+++ Raw records

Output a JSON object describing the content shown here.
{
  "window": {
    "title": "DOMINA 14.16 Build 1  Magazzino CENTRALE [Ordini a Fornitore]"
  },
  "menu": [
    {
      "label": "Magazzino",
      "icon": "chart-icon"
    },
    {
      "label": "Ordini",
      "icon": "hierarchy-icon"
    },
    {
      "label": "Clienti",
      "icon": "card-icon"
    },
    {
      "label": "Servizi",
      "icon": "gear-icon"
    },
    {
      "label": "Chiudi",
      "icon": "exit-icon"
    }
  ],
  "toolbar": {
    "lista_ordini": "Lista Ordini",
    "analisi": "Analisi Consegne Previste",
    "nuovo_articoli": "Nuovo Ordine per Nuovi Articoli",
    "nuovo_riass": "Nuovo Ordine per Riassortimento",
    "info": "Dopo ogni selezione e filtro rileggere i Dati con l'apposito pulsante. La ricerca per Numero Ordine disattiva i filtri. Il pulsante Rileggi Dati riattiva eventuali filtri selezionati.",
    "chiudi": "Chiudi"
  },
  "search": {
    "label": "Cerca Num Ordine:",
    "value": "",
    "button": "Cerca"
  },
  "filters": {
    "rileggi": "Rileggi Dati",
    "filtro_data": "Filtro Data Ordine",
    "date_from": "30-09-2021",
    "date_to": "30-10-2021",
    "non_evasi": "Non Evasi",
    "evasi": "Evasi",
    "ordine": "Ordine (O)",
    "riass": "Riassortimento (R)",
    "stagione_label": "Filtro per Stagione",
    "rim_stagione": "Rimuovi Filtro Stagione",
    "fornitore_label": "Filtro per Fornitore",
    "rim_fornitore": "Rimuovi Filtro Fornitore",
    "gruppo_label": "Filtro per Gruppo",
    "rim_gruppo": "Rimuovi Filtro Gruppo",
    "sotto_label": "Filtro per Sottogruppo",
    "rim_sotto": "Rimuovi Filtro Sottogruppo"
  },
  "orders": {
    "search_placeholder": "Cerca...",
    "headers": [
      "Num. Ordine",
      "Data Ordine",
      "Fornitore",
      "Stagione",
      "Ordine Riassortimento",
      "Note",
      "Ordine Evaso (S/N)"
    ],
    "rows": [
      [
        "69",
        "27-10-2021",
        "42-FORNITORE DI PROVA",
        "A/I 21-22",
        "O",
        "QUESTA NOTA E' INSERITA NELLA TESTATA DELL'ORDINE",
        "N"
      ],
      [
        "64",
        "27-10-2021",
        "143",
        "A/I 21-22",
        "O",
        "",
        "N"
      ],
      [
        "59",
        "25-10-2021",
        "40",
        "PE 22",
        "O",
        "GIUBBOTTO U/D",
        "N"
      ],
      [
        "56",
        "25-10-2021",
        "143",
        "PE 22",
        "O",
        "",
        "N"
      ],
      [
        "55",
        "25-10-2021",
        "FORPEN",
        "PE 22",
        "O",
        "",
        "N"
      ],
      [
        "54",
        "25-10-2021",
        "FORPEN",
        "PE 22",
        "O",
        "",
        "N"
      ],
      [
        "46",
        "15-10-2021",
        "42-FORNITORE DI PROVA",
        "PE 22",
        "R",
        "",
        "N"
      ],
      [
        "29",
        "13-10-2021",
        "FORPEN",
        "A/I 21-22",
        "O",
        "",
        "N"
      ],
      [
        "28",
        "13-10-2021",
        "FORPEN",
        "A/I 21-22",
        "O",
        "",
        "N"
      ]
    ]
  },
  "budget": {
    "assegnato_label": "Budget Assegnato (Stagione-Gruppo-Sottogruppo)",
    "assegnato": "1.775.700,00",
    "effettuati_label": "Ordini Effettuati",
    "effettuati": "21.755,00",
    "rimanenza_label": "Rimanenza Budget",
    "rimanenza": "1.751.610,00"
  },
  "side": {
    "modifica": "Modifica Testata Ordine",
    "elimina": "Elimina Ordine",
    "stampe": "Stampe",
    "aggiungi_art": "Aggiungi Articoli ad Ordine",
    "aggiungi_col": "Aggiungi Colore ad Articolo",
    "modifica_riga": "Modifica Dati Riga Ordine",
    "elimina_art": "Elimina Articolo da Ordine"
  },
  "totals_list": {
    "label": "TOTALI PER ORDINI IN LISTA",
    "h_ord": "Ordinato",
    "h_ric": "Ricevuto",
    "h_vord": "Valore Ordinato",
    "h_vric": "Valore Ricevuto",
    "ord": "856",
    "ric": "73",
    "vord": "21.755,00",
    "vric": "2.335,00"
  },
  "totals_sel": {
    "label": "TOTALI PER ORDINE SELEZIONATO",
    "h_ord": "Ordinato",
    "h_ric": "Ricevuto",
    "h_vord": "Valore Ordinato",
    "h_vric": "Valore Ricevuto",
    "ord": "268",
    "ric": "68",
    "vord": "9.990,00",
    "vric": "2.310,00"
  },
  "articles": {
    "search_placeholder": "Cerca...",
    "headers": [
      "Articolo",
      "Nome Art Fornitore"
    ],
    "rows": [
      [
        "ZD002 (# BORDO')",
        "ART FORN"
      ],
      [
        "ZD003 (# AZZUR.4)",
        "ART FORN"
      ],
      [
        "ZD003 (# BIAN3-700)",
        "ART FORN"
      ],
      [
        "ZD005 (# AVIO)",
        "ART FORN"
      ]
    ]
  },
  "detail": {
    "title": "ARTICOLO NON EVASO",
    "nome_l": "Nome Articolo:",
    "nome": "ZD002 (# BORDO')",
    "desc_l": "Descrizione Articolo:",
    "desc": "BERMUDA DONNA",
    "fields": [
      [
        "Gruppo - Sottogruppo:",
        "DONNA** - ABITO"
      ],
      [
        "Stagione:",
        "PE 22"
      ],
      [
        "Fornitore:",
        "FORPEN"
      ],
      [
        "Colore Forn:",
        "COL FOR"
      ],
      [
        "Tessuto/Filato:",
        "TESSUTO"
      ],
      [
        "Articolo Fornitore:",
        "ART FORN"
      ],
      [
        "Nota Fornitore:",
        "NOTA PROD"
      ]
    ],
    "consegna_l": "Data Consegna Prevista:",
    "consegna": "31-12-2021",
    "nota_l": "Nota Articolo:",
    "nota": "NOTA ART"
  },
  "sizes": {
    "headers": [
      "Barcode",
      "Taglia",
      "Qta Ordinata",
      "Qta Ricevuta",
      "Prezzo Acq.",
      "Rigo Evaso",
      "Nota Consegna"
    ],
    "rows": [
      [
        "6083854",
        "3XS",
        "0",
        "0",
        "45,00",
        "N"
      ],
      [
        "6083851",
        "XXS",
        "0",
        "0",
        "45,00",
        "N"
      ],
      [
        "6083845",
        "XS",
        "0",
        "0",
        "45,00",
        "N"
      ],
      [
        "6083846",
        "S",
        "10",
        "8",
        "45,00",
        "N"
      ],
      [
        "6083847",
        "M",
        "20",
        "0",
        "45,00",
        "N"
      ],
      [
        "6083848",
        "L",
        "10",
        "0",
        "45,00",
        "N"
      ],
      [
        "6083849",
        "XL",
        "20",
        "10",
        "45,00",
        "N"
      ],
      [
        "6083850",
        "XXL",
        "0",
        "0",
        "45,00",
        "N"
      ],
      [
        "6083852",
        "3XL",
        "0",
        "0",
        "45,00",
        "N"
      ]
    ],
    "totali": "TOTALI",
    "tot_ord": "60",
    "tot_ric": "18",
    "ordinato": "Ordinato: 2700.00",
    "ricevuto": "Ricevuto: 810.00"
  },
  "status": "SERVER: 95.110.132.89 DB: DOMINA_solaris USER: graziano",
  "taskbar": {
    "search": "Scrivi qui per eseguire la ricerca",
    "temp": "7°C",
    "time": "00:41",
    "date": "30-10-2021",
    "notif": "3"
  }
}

++++++

What to work on ▸ Give the number of lines in the records that contain the string "ricerca", and nothing besides.

Task solution ▸ 2